| Figure record extracts |
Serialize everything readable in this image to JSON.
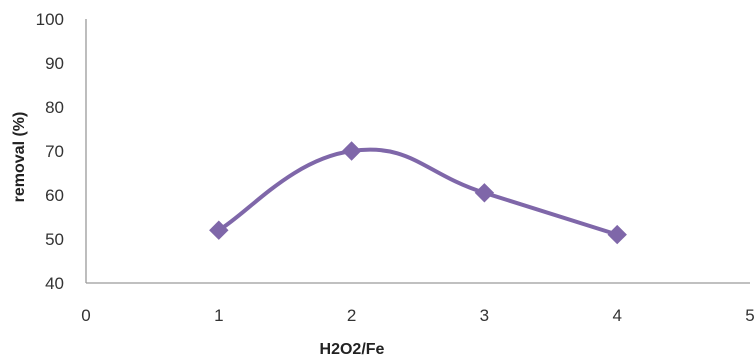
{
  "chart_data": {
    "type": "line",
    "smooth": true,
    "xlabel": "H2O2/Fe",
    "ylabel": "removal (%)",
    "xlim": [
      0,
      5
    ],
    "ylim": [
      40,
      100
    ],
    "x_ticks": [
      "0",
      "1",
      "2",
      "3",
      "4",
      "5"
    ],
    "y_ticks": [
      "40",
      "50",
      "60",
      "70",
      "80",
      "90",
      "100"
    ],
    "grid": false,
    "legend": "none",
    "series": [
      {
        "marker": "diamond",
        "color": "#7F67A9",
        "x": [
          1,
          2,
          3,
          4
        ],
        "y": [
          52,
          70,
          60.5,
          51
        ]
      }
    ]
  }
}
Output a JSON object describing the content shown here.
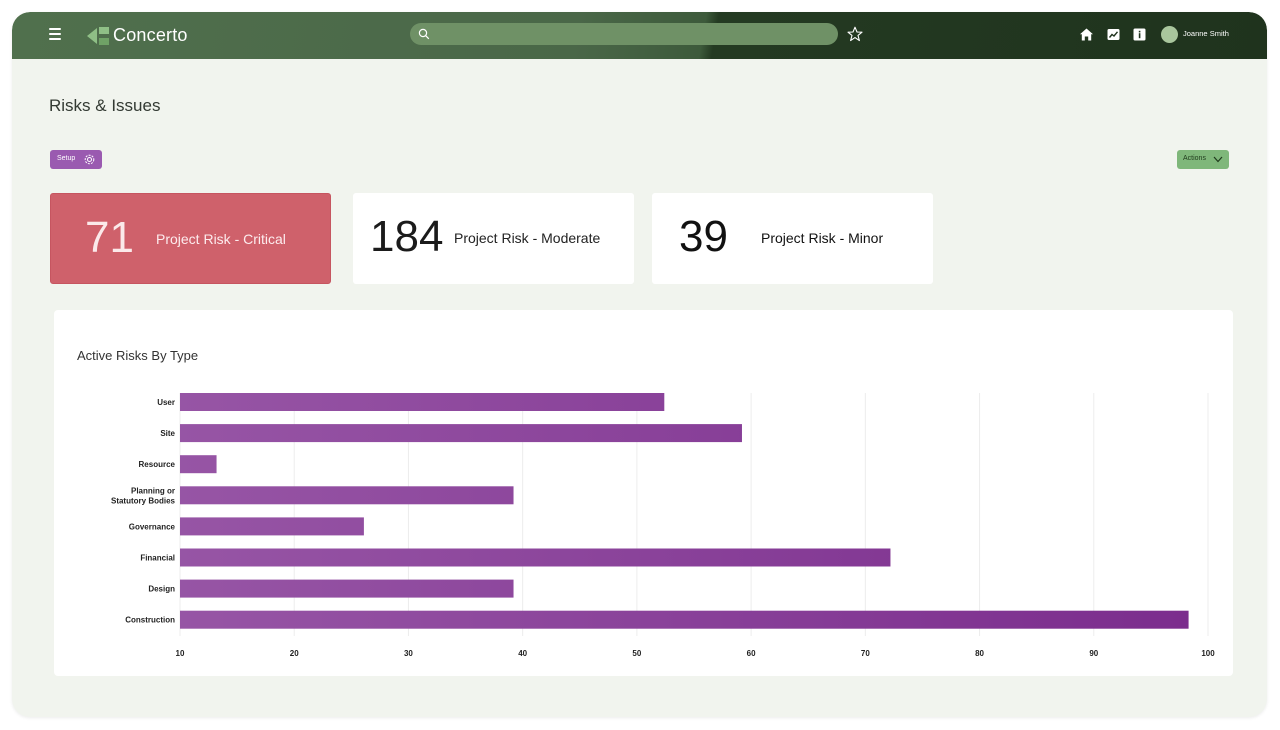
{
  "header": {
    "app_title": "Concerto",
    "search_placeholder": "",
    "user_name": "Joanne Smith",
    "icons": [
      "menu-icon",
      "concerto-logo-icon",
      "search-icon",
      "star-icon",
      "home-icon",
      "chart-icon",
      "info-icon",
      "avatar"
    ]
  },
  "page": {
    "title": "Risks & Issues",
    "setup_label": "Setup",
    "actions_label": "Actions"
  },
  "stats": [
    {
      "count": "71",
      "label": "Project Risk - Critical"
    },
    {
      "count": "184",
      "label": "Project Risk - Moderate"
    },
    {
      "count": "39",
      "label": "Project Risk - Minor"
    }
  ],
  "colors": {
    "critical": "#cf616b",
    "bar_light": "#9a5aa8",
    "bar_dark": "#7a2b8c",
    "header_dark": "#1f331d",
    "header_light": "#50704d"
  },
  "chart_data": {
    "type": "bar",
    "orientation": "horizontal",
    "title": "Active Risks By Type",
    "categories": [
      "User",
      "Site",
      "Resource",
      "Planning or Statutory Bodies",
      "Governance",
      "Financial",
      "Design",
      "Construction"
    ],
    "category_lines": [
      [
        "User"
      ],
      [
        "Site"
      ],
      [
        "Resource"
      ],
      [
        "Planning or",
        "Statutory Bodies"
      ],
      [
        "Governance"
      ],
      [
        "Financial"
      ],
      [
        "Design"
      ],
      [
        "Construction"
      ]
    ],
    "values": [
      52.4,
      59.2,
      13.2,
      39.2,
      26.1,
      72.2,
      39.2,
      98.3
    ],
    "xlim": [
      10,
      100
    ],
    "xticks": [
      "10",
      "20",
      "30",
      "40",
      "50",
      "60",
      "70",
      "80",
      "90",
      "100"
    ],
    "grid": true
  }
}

| SET PROBLEM |
Say how many lines of the data include the word "Project". Respond with the number alone.

| RESULT FOR THIS TASK |
3